PROBLEM STATEMENT — Render the following material again verbatim, leaving nothing out.

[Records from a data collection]
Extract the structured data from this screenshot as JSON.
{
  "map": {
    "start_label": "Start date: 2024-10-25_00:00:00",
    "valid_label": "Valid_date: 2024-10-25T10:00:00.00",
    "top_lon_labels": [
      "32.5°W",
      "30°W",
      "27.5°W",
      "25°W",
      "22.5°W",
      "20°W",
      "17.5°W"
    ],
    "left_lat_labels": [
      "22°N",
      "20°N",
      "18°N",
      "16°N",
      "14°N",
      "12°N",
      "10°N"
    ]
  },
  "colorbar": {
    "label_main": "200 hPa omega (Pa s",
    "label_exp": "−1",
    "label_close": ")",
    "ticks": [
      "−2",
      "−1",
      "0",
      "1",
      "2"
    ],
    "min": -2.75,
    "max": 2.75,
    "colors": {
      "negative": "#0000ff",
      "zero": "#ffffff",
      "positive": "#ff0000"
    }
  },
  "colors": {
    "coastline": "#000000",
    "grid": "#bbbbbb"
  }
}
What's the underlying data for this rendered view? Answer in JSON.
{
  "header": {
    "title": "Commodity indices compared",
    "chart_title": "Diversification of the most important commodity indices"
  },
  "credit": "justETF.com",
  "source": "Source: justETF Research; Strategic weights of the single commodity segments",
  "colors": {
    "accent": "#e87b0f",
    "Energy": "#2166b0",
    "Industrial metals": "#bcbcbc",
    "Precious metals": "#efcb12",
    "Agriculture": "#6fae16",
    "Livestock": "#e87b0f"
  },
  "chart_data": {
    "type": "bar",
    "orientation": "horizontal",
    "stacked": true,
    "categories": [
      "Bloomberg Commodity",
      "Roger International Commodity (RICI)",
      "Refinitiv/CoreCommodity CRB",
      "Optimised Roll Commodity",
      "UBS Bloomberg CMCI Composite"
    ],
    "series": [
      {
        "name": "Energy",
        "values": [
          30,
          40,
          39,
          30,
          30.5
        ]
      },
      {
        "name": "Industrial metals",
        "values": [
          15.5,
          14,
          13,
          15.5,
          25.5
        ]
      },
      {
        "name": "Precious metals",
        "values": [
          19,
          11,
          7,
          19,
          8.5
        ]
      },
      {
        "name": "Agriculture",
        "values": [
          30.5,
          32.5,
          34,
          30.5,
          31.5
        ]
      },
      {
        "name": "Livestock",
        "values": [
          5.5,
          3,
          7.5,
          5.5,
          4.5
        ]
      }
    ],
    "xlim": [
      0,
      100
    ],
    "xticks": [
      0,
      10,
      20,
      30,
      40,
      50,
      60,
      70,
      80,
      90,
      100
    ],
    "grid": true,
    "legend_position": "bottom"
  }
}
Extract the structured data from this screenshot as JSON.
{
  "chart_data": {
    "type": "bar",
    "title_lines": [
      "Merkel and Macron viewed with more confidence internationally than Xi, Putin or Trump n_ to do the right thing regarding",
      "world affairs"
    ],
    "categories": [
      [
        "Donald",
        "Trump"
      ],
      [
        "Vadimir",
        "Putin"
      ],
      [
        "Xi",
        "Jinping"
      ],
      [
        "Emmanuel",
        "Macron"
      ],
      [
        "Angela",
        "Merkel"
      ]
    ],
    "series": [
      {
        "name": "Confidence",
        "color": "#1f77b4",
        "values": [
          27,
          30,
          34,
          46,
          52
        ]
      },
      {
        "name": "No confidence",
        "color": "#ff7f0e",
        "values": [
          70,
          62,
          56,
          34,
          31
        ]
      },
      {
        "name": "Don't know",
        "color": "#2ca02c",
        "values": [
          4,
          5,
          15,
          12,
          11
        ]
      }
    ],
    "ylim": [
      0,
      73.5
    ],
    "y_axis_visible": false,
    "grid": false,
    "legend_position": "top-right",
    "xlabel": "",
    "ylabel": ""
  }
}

ANSWER BELOW —
Extract the structured data from this screenshot as JSON.
{
  "map": {
    "start_label": "Start date: 2024-10-25_00:00:00",
    "valid_label": "Valid_date: 2024-10-25T10:00:00.00",
    "top_lon_labels": [
      "32.5°W",
      "30°W",
      "27.5°W",
      "25°W",
      "22.5°W",
      "20°W",
      "17.5°W"
    ],
    "left_lat_labels": [
      "22°N",
      "20°N",
      "18°N",
      "16°N",
      "14°N",
      "12°N",
      "10°N"
    ]
  },
  "colorbar": {
    "label_main": "200 hPa omega (Pa s",
    "label_exp": "−1",
    "label_close": ")",
    "ticks": [
      "−2",
      "−1",
      "0",
      "1",
      "2"
    ],
    "min": -2.75,
    "max": 2.75,
    "colors": {
      "negative": "#0000ff",
      "zero": "#ffffff",
      "positive": "#ff0000"
    }
  },
  "colors": {
    "coastline": "#000000",
    "grid": "#bbbbbb"
  }
}
What's the underlying data for this rendered view? Answer in JSON.
{
  "header": {
    "title": "Commodity indices compared",
    "chart_title": "Diversification of the most important commodity indices"
  },
  "credit": "justETF.com",
  "source": "Source: justETF Research; Strategic weights of the single commodity segments",
  "colors": {
    "accent": "#e87b0f",
    "Energy": "#2166b0",
    "Industrial metals": "#bcbcbc",
    "Precious metals": "#efcb12",
    "Agriculture": "#6fae16",
    "Livestock": "#e87b0f"
  },
  "chart_data": {
    "type": "bar",
    "orientation": "horizontal",
    "stacked": true,
    "categories": [
      "Bloomberg Commodity",
      "Roger International Commodity (RICI)",
      "Refinitiv/CoreCommodity CRB",
      "Optimised Roll Commodity",
      "UBS Bloomberg CMCI Composite"
    ],
    "series": [
      {
        "name": "Energy",
        "values": [
          30,
          40,
          39,
          30,
          30.5
        ]
      },
      {
        "name": "Industrial metals",
        "values": [
          15.5,
          14,
          13,
          15.5,
          25.5
        ]
      },
      {
        "name": "Precious metals",
        "values": [
          19,
          11,
          7,
          19,
          8.5
        ]
      },
      {
        "name": "Agriculture",
        "values": [
          30.5,
          32.5,
          34,
          30.5,
          31.5
        ]
      },
      {
        "name": "Livestock",
        "values": [
          5.5,
          3,
          7.5,
          5.5,
          4.5
        ]
      }
    ],
    "xlim": [
      0,
      100
    ],
    "xticks": [
      0,
      10,
      20,
      30,
      40,
      50,
      60,
      70,
      80,
      90,
      100
    ],
    "grid": true,
    "legend_position": "bottom"
  }
}
Extract the structured data from this screenshot as JSON.
{
  "chart_data": {
    "type": "bar",
    "title_lines": [
      "Merkel and Macron viewed with more confidence internationally than Xi, Putin or Trump n_ to do the right thing regarding",
      "world affairs"
    ],
    "categories": [
      [
        "Donald",
        "Trump"
      ],
      [
        "Vadimir",
        "Putin"
      ],
      [
        "Xi",
        "Jinping"
      ],
      [
        "Emmanuel",
        "Macron"
      ],
      [
        "Angela",
        "Merkel"
      ]
    ],
    "series": [
      {
        "name": "Confidence",
        "color": "#1f77b4",
        "values": [
          27,
          30,
          34,
          46,
          52
        ]
      },
      {
        "name": "No confidence",
        "color": "#ff7f0e",
        "values": [
          70,
          62,
          56,
          34,
          31
        ]
      },
      {
        "name": "Don't know",
        "color": "#2ca02c",
        "values": [
          4,
          5,
          15,
          12,
          11
        ]
      }
    ],
    "ylim": [
      0,
      73.5
    ],
    "y_axis_visible": false,
    "grid": false,
    "legend_position": "top-right",
    "xlabel": "",
    "ylabel": ""
  }
}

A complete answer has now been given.